> **CHALLENGE**:
Reproduce each line from the records that holds "コミュニケーション力に期待できる".

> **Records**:
________

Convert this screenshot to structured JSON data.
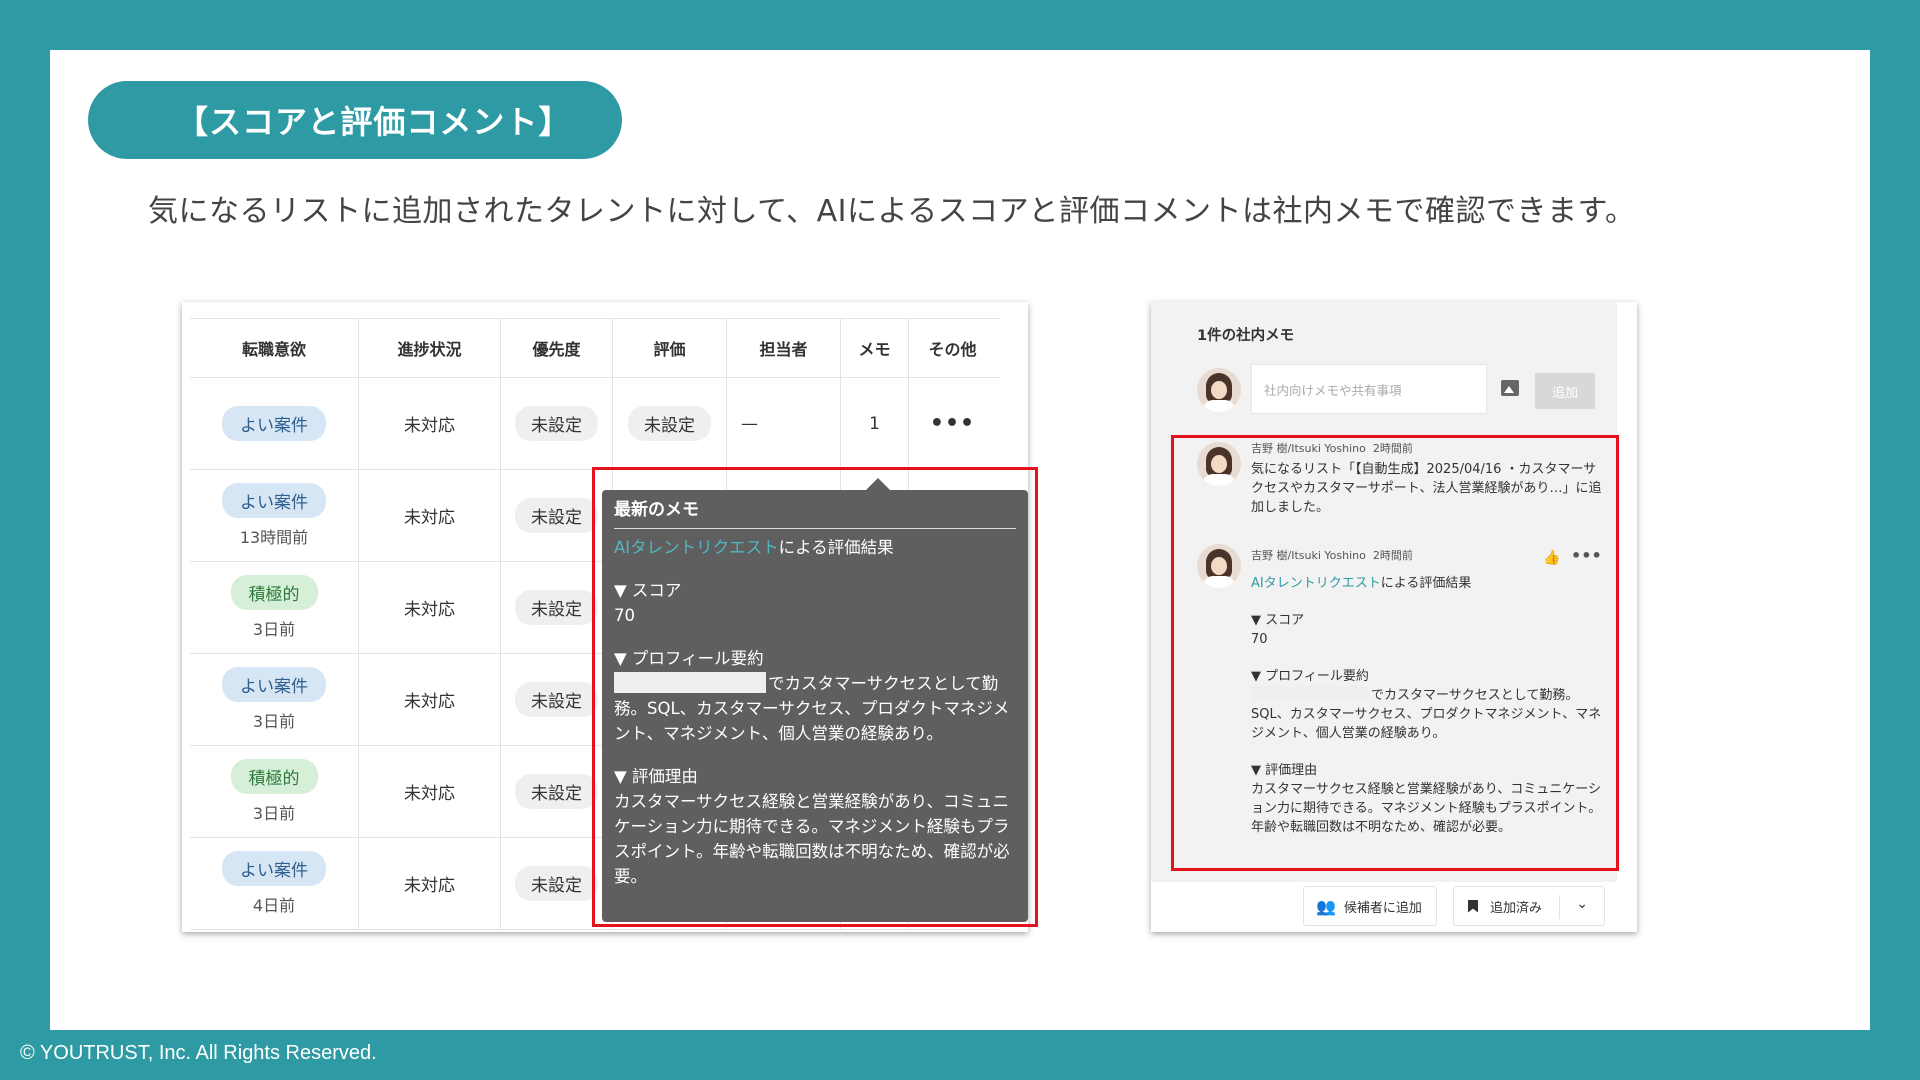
{
  "slide": {
    "title": "【スコアと評価コメント】",
    "subtitle": "気になるリストに追加されたタレントに対して、AIによるスコアと評価コメントは社内メモで確認できます。",
    "copyright": "© YOUTRUST, Inc. All Rights Reserved."
  },
  "table": {
    "headers": [
      "転職意欲",
      "進捗状況",
      "優先度",
      "評価",
      "担当者",
      "メモ",
      "その他"
    ],
    "rows": [
      {
        "badge": "よい案件",
        "time": "",
        "status": "未対応",
        "priority": "未設定",
        "eval": "未設定",
        "assignee": "—",
        "memo": "1",
        "more": "•••"
      },
      {
        "badge": "よい案件",
        "time": "13時間前",
        "status": "未対応",
        "priority": "未設定",
        "eval": "",
        "assignee": "",
        "memo": "",
        "more": ""
      },
      {
        "badge": "積極的",
        "time": "3日前",
        "status": "未対応",
        "priority": "未設定",
        "eval": "",
        "assignee": "",
        "memo": "",
        "more": ""
      },
      {
        "badge": "よい案件",
        "time": "3日前",
        "status": "未対応",
        "priority": "未設定",
        "eval": "",
        "assignee": "",
        "memo": "",
        "more": ""
      },
      {
        "badge": "積極的",
        "time": "3日前",
        "status": "未対応",
        "priority": "未設定",
        "eval": "",
        "assignee": "",
        "memo": "",
        "more": ""
      },
      {
        "badge": "よい案件",
        "time": "4日前",
        "status": "未対応",
        "priority": "未設定",
        "eval": "",
        "assignee": "",
        "memo": "",
        "more": ""
      }
    ]
  },
  "popup": {
    "title": "最新のメモ",
    "link": "AIタレントリクエスト",
    "result_suffix": "による評価結果",
    "score_label": "▼ スコア",
    "score": "70",
    "profile_label": "▼ プロフィール要約",
    "profile_text": "でカスタマーサクセスとして勤務。SQL、カスタマーサクセス、プロダクトマネジメント、マネジメント、個人営業の経験あり。",
    "reason_label": "▼ 評価理由",
    "reason_text": "カスタマーサクセス経験と営業経験があり、コミュニケーション力に期待できる。マネジメント経験もプラスポイント。年齢や転職回数は不明なため、確認が必要。"
  },
  "memo": {
    "count_title": "1件の社内メモ",
    "input_placeholder": "社内向けメモや共有事項",
    "add_button": "追加",
    "entries": [
      {
        "author": "吉野 樹/Itsuki Yoshino",
        "time": "2時間前",
        "text": "気になるリスト「【自動生成】2025/04/16 ・カスタマーサクセスやカスタマーサポート、法人営業経験があり…」に追加しました。"
      },
      {
        "author": "吉野 樹/Itsuki Yoshino",
        "time": "2時間前",
        "link": "AIタレントリクエスト",
        "result_suffix": "による評価結果",
        "score_label": "▼ スコア",
        "score": "70",
        "profile_label": "▼ プロフィール要約",
        "profile_text": "でカスタマーサクセスとして勤務。SQL、カスタマーサクセス、プロダクトマネジメント、マネジメント、個人営業の経験あり。",
        "reason_label": "▼ 評価理由",
        "reason_text": "カスタマーサクセス経験と営業経験があり、コミュニケーション力に期待できる。マネジメント経験もプラスポイント。年齢や転職回数は不明なため、確認が必要。"
      }
    ],
    "candidate_button": "候補者に追加",
    "added_button": "追加済み"
  },
  "icons": [
    "people-add-icon",
    "bookmark-icon",
    "chevron-down-icon",
    "image-icon",
    "thumbs-up-icon",
    "more-icon"
  ],
  "colors": {
    "teal": "#2e9aa4",
    "highlight": "#e5111b",
    "popup_bg": "#5f5f5f"
  }
}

________

> **RIGHT ANSWER**:
    "reason_text": "カスタマーサクセス経験と営業経験があり、コミュニケーション力に期待できる。マネジメント経験もプラスポイント。年齢や転職回数は不明なため、確認が必要。"
        "reason_text": "カスタマーサクセス経験と営業経験があり、コミュニケーション力に期待できる。マネジメント経験もプラスポイント。年齢や転職回数は不明なため、確認が必要。"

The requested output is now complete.